Description of the task: Copy the material from the line that has "What elements are" through the line that has "- add-burger-heading: Add", changing every "Vegan Cheeseburger" to "Veggie Burger" and leaving everything else unchanged.

Items:
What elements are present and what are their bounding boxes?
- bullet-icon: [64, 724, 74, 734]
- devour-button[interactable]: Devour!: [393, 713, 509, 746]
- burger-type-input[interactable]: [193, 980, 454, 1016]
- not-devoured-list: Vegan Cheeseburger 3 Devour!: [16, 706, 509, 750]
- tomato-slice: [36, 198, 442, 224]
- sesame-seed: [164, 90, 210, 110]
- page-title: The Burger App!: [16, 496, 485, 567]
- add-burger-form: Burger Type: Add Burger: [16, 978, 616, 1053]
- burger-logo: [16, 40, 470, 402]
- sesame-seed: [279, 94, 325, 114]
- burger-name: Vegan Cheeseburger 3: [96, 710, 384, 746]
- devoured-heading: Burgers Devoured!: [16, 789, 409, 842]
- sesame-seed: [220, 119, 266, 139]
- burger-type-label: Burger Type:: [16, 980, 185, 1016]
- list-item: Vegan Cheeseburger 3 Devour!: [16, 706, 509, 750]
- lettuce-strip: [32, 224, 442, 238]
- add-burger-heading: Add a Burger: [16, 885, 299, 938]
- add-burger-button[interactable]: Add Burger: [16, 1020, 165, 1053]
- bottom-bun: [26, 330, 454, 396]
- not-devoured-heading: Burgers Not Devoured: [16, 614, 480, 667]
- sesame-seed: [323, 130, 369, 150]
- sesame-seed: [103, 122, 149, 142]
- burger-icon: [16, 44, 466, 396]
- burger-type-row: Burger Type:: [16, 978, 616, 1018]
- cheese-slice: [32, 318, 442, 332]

...

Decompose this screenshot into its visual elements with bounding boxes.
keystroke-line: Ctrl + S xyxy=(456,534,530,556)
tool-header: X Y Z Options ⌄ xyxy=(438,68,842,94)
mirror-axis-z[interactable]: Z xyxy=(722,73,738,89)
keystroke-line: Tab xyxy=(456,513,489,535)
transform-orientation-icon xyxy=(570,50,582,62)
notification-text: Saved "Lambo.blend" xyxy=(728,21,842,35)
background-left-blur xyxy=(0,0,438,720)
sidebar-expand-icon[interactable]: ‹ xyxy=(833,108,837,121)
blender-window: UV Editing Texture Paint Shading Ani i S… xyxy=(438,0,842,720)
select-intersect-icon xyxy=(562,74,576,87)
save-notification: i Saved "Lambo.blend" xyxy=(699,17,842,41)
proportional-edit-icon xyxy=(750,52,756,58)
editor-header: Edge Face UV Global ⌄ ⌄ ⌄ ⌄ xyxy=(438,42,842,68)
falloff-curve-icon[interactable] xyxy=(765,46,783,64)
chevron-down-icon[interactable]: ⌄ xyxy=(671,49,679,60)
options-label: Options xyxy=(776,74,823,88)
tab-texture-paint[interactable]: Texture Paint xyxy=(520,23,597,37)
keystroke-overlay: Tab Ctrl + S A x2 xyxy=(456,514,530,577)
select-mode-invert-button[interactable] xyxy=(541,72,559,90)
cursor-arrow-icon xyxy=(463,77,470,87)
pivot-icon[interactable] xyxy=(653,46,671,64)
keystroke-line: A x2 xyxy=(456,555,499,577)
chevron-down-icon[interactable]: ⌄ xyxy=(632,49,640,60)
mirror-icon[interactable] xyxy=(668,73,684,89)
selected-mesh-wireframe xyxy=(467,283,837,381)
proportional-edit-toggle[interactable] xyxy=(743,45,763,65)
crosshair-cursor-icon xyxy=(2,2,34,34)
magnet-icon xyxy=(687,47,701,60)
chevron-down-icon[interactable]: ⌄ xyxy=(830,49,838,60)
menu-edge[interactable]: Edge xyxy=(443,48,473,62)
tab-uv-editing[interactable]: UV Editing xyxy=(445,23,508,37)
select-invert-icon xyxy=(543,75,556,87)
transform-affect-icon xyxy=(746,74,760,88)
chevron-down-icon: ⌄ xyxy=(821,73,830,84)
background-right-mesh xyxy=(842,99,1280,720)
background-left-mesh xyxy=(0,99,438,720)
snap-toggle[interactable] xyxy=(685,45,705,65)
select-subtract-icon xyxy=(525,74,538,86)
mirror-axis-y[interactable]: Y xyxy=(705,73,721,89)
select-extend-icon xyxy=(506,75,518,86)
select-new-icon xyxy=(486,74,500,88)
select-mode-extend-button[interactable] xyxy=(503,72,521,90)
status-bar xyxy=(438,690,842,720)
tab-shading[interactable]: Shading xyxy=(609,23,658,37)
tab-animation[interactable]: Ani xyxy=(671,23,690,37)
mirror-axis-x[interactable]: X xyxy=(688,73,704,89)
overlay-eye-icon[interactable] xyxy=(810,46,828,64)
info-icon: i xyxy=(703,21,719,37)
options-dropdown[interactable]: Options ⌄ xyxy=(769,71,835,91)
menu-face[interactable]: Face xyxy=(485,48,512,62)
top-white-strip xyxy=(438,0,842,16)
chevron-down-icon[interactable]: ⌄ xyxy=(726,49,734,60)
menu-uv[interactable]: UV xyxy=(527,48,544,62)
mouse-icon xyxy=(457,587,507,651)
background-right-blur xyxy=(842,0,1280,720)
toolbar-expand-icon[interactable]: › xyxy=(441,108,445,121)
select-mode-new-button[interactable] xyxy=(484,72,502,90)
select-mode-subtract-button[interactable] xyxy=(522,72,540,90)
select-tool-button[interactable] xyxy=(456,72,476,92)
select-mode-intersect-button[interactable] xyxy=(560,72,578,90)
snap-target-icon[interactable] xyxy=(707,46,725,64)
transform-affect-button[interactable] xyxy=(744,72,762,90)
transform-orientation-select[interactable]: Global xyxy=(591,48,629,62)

---

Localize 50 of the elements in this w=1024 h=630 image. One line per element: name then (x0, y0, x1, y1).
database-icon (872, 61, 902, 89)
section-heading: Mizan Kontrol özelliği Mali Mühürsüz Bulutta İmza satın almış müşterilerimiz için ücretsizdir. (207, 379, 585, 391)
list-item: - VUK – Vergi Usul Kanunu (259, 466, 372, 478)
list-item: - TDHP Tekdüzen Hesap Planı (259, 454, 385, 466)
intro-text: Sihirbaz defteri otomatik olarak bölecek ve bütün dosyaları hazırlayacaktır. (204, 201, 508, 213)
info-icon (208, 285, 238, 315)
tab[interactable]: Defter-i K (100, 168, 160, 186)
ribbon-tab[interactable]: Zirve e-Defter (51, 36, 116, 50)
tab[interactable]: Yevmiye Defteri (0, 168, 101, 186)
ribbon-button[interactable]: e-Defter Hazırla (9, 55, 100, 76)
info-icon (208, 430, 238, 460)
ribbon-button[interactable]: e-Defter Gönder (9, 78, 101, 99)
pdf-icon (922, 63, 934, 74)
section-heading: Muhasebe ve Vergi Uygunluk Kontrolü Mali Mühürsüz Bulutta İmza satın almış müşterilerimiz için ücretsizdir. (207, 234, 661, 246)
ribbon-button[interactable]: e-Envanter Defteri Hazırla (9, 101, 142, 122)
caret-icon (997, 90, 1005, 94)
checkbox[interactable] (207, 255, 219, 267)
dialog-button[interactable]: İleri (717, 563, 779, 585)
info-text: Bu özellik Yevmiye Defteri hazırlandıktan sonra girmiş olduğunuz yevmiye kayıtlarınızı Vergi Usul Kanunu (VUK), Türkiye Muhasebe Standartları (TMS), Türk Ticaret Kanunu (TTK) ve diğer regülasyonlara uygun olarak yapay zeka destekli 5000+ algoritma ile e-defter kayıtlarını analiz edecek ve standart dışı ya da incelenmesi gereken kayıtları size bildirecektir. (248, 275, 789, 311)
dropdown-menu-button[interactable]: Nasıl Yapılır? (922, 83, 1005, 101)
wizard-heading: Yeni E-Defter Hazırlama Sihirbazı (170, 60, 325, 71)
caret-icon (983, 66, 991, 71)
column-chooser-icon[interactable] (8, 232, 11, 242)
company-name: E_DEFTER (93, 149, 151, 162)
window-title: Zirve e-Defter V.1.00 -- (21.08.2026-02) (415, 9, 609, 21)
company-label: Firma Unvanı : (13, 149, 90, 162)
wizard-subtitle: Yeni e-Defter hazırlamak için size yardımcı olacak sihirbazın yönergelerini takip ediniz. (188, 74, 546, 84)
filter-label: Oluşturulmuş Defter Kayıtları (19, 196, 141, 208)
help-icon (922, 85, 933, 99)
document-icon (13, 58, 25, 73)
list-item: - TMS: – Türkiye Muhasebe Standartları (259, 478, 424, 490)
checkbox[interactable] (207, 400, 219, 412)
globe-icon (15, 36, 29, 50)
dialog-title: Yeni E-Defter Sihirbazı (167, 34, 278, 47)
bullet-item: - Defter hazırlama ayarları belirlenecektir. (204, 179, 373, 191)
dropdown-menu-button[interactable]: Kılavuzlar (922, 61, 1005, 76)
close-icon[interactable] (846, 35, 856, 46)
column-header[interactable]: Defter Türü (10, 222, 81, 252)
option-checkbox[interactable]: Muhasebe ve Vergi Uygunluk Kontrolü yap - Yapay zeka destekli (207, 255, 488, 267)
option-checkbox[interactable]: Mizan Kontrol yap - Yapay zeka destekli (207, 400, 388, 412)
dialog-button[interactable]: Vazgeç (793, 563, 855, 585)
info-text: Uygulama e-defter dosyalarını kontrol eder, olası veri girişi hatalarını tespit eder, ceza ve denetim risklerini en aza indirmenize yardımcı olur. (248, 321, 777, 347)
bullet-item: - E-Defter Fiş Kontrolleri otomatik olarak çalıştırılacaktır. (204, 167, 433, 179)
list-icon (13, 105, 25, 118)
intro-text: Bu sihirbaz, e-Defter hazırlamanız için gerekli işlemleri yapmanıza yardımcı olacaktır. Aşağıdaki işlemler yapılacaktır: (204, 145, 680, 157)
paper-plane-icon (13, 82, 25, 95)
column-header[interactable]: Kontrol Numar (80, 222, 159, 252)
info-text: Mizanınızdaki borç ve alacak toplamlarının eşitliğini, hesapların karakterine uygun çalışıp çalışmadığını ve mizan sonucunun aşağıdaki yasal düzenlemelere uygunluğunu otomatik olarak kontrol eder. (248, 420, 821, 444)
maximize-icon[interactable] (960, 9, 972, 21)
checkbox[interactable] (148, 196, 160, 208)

Exercise answer:
What elements are present and what are their bounding boxes?
- bullet-icon: [64, 724, 74, 734]
- devour-button[interactable]: Devour!: [393, 713, 509, 746]
- burger-type-input[interactable]: [193, 980, 454, 1016]
- not-devoured-list: Veggie Burger 3 Devour!: [16, 706, 509, 750]
- tomato-slice: [36, 198, 442, 224]
- sesame-seed: [164, 90, 210, 110]
- page-title: The Burger App!: [16, 496, 485, 567]
- add-burger-form: Burger Type: Add Burger: [16, 978, 616, 1053]
- burger-logo: [16, 40, 470, 402]
- sesame-seed: [279, 94, 325, 114]
- burger-name: Veggie Burger 3: [96, 710, 384, 746]
- devoured-heading: Burgers Devoured!: [16, 789, 409, 842]
- sesame-seed: [220, 119, 266, 139]
- burger-type-label: Burger Type:: [16, 980, 185, 1016]
- list-item: Veggie Burger 3 Devour!: [16, 706, 509, 750]
- lettuce-strip: [32, 224, 442, 238]
- add-burger-heading: Add a Burger: [16, 885, 299, 938]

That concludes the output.